▸ Extracted records:
══════════

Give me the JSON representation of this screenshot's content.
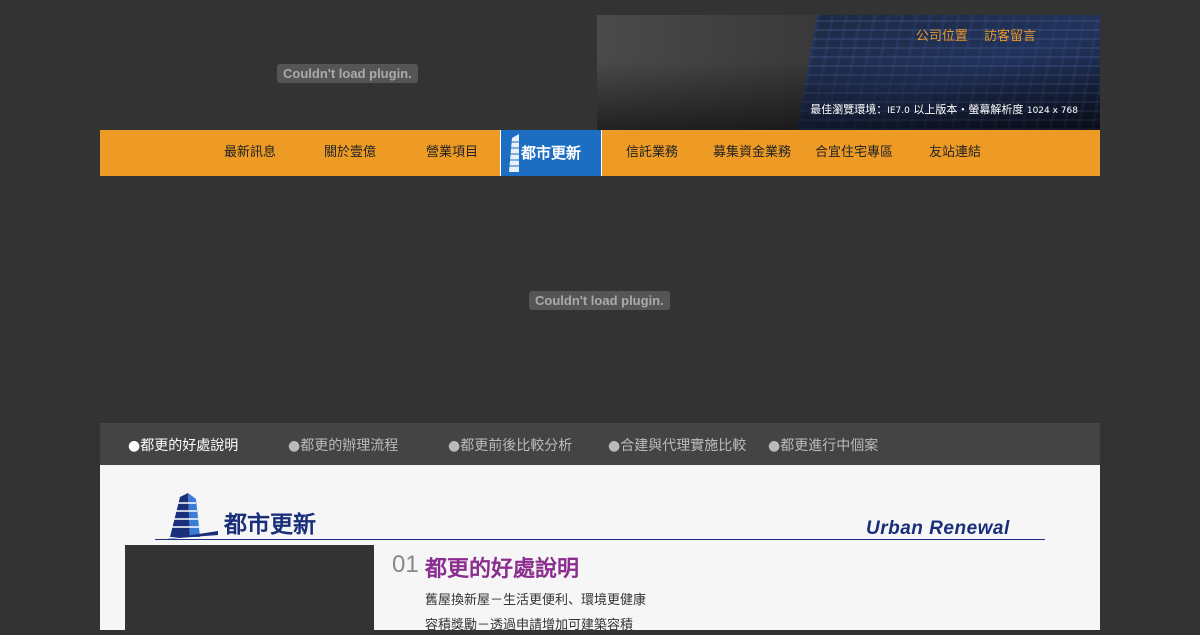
{
  "plugin": {
    "message": "Couldn't load plugin."
  },
  "header": {
    "links": [
      "公司位置",
      "訪客留言"
    ],
    "browse_note_text": "最佳瀏覽環境：",
    "browse_note_ie": "IE7.0",
    "browse_note_mid": " 以上版本・螢幕解析度 ",
    "browse_note_res": "1024 x 768"
  },
  "nav": {
    "items": [
      "最新訊息",
      "關於壹億",
      "營業項目",
      "都市更新",
      "信託業務",
      "募集資金業務",
      "合宜住宅專區",
      "友站連結"
    ],
    "active": "都市更新"
  },
  "subnav": {
    "items": [
      "●都更的好處說明",
      "●都更的辦理流程",
      "●都更前後比較分析",
      "●合建與代理實施比較",
      "●都更進行中個案"
    ],
    "active_index": 0
  },
  "content": {
    "title_zh": "都市更新",
    "title_en": "Urban Renewal",
    "section_number": "01",
    "section_title": "都更的好處說明",
    "lines": [
      "舊屋換新屋－生活更便利、環境更健康",
      "容積獎勵－透過申請增加可建築容積"
    ]
  },
  "colors": {
    "nav_bg": "#ee9b26",
    "nav_active": "#1b6ec2",
    "link_orange": "#e89a2c",
    "title_purple": "#8b2d8f",
    "brand_blue": "#1a2f7a"
  }
}
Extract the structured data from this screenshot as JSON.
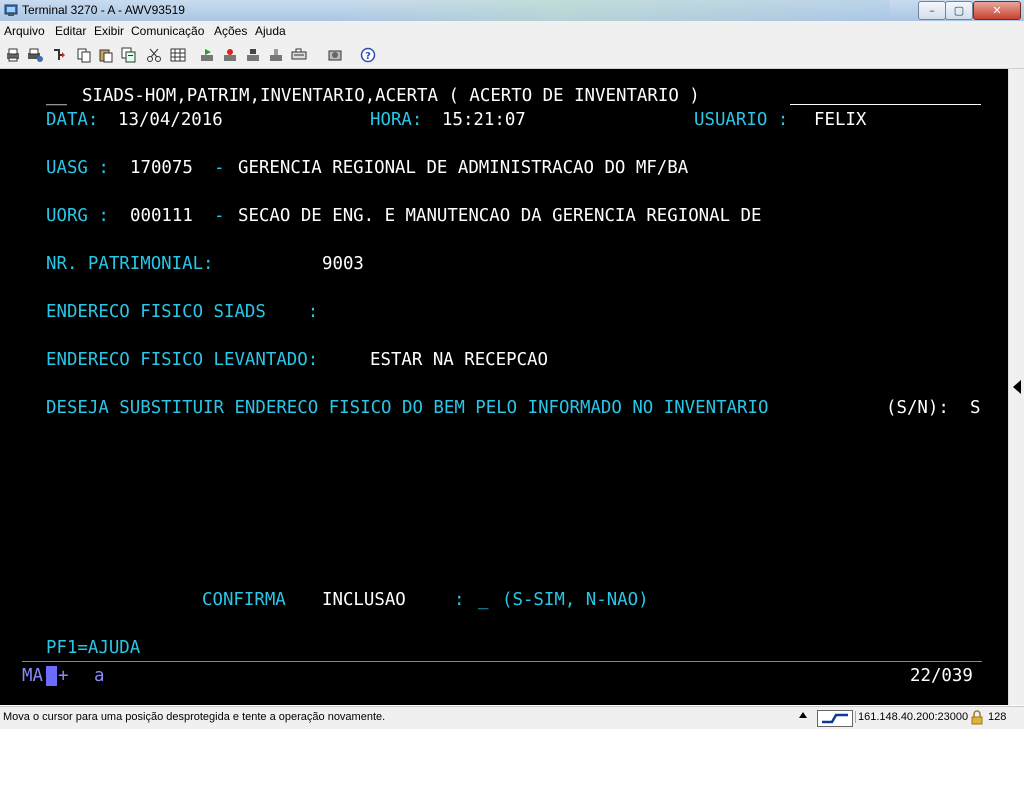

══════════

▸ Stated task: All the records need to be repeated exactly, with the images dropped.

▸ Written answer:
Give me the JSON representation of this screenshot's content.
{
  "plugin": {
    "message": "Couldn't load plugin."
  },
  "header": {
    "links": [
      "公司位置",
      "訪客留言"
    ],
    "browse_note_text": "最佳瀏覽環境：",
    "browse_note_ie": "IE7.0",
    "browse_note_mid": " 以上版本・螢幕解析度 ",
    "browse_note_res": "1024 x 768"
  },
  "nav": {
    "items": [
      "最新訊息",
      "關於壹億",
      "營業項目",
      "都市更新",
      "信託業務",
      "募集資金業務",
      "合宜住宅專區",
      "友站連結"
    ],
    "active": "都市更新"
  },
  "subnav": {
    "items": [
      "●都更的好處說明",
      "●都更的辦理流程",
      "●都更前後比較分析",
      "●合建與代理實施比較",
      "●都更進行中個案"
    ],
    "active_index": 0
  },
  "content": {
    "title_zh": "都市更新",
    "title_en": "Urban Renewal",
    "section_number": "01",
    "section_title": "都更的好處說明",
    "lines": [
      "舊屋換新屋－生活更便利、環境更健康",
      "容積獎勵－透過申請增加可建築容積"
    ]
  },
  "colors": {
    "nav_bg": "#ee9b26",
    "nav_active": "#1b6ec2",
    "link_orange": "#e89a2c",
    "title_purple": "#8b2d8f",
    "brand_blue": "#1a2f7a"
  }
}
Extract the structured data from this screenshot as JSON.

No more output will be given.